*Work to be completed:* What is the count of lines in the listing below that hold the string "this"? Reply with that number alone.

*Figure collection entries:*
•••••

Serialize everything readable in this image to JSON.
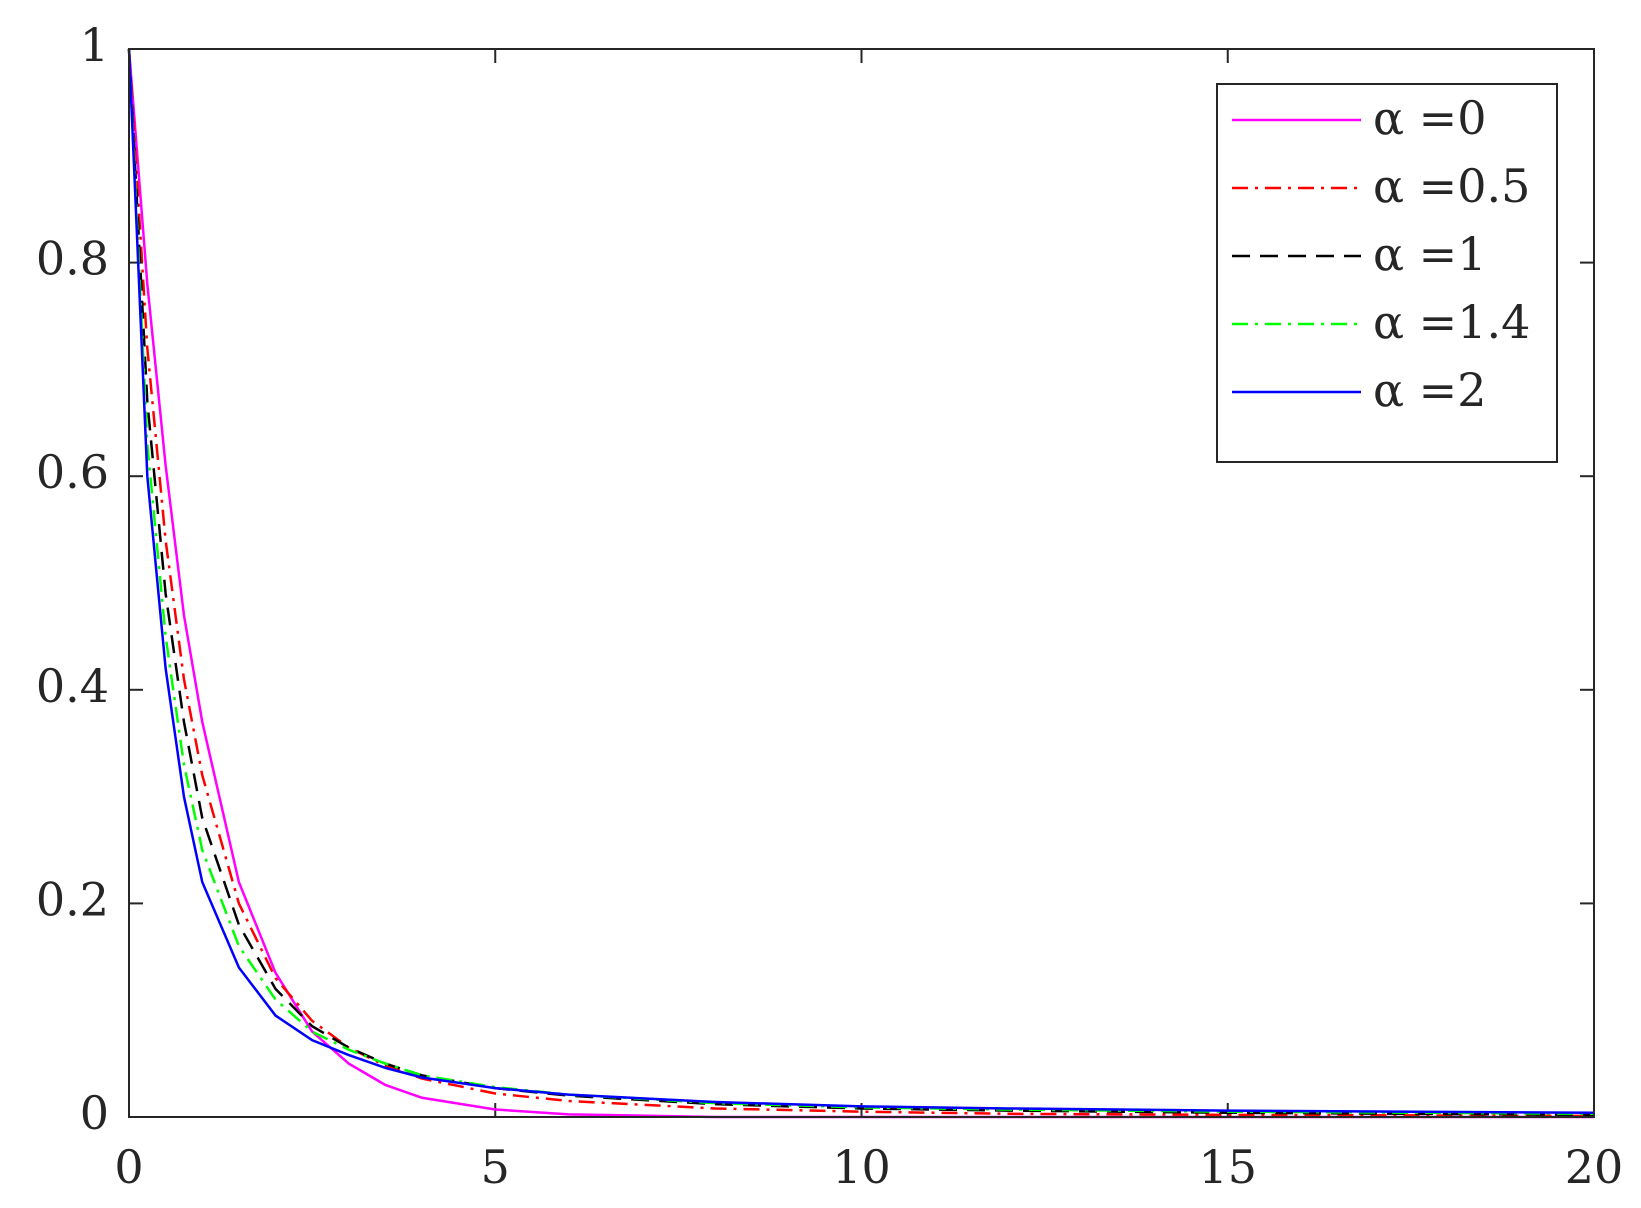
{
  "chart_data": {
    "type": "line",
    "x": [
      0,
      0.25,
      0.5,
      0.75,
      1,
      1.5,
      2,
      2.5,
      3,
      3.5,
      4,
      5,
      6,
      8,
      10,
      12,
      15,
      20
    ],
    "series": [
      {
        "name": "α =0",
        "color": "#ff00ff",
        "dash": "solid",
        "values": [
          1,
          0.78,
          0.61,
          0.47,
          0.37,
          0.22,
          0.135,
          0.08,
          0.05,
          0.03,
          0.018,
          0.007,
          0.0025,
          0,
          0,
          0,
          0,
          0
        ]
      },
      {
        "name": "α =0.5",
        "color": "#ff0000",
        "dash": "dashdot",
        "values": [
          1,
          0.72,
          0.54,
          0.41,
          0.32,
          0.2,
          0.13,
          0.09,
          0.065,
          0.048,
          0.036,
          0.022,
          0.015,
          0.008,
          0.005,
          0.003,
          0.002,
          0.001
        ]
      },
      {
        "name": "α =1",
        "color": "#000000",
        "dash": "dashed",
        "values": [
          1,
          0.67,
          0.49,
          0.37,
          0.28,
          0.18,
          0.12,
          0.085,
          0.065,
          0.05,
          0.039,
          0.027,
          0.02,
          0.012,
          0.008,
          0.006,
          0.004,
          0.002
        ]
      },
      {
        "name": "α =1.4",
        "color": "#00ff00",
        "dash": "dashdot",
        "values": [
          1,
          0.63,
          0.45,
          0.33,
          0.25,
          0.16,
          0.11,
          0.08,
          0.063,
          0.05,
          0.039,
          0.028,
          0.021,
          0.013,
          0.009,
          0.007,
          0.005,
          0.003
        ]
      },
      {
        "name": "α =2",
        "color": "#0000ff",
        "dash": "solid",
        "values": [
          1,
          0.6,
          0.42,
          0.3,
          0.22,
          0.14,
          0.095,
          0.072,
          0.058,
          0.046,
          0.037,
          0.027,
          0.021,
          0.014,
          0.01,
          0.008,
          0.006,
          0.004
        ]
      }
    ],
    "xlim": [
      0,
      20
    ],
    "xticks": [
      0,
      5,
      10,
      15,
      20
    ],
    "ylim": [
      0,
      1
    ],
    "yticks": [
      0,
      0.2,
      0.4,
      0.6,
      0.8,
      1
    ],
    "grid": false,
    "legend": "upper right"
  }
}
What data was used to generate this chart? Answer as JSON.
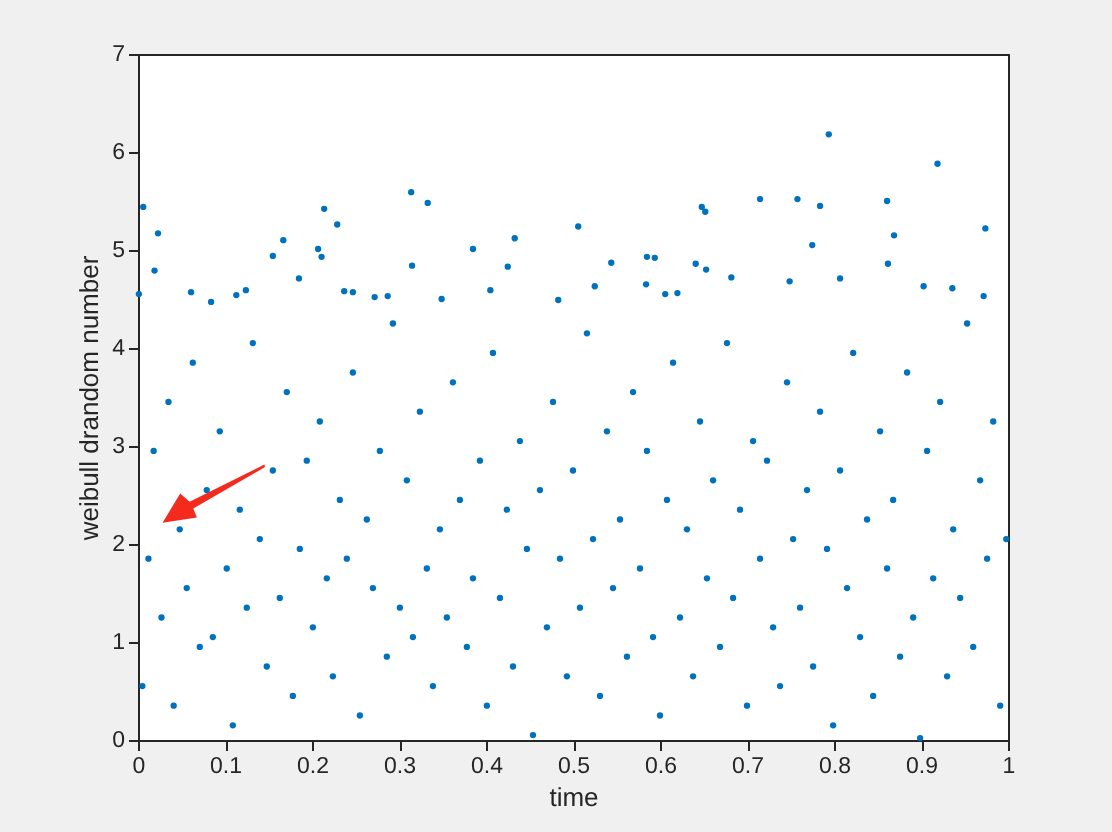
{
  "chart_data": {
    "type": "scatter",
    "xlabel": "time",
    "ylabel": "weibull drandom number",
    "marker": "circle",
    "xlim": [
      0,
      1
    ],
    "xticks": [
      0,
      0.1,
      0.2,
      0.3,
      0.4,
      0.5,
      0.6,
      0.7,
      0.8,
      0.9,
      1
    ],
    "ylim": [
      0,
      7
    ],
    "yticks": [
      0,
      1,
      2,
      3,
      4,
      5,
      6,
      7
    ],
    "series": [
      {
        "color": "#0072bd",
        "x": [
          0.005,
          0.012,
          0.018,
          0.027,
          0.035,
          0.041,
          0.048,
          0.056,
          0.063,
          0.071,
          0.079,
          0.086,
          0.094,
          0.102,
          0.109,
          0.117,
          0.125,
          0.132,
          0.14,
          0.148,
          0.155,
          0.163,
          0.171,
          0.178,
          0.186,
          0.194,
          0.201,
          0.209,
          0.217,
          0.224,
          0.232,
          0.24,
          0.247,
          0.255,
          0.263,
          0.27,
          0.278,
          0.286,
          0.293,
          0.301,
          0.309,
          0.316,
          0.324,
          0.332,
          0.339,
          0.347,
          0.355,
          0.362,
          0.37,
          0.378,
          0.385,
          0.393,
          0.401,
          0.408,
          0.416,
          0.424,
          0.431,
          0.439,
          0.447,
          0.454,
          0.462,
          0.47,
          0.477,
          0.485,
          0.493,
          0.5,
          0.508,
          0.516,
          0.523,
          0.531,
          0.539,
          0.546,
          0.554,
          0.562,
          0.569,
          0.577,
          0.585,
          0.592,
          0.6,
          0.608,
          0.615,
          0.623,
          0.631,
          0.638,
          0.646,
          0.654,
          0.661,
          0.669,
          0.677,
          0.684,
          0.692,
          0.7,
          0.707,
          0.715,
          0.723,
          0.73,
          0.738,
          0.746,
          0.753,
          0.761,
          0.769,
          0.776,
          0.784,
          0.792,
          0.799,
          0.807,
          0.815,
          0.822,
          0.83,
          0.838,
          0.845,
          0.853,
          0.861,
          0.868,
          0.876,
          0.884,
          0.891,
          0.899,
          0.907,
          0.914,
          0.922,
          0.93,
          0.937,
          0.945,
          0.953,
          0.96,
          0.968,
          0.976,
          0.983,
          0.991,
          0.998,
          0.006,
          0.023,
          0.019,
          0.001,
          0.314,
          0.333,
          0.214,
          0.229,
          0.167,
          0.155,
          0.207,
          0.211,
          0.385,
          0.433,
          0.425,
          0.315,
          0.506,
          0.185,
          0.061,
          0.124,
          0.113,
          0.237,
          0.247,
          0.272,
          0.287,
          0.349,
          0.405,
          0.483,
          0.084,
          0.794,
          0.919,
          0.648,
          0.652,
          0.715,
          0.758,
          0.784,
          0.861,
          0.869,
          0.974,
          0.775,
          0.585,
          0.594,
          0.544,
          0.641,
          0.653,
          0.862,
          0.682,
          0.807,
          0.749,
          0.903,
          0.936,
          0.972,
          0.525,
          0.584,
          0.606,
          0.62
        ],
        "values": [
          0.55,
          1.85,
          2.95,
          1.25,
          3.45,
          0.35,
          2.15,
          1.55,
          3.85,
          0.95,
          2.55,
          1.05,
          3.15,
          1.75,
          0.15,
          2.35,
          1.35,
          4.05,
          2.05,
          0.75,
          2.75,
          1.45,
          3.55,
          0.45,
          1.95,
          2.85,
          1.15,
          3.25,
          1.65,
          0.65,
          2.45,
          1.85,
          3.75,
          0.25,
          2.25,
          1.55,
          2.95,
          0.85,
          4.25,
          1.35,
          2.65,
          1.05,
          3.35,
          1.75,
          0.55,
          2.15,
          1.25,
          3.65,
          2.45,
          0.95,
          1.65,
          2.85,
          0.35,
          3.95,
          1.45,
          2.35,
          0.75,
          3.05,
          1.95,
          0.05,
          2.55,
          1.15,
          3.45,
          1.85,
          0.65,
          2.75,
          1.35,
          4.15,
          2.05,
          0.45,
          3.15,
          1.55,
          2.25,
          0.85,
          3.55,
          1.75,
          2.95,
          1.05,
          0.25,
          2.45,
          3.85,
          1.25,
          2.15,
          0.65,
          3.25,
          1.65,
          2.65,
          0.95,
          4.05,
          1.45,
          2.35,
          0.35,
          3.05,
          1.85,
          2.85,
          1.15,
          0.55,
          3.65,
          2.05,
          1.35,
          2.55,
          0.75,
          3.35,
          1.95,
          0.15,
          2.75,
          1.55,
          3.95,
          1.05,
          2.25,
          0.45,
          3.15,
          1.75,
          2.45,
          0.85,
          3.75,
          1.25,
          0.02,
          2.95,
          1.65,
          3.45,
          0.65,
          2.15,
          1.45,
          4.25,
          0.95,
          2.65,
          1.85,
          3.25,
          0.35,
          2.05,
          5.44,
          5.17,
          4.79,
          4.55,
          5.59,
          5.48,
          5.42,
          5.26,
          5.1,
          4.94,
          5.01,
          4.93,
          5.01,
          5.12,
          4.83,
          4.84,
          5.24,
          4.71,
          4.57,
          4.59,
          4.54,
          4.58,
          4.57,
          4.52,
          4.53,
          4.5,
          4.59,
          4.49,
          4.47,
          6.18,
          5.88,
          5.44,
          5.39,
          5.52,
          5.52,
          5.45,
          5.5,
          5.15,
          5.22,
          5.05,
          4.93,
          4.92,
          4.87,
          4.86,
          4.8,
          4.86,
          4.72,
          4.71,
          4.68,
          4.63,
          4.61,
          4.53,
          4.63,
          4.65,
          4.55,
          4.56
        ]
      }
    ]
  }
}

•••••

*Answer to the exercise:* 2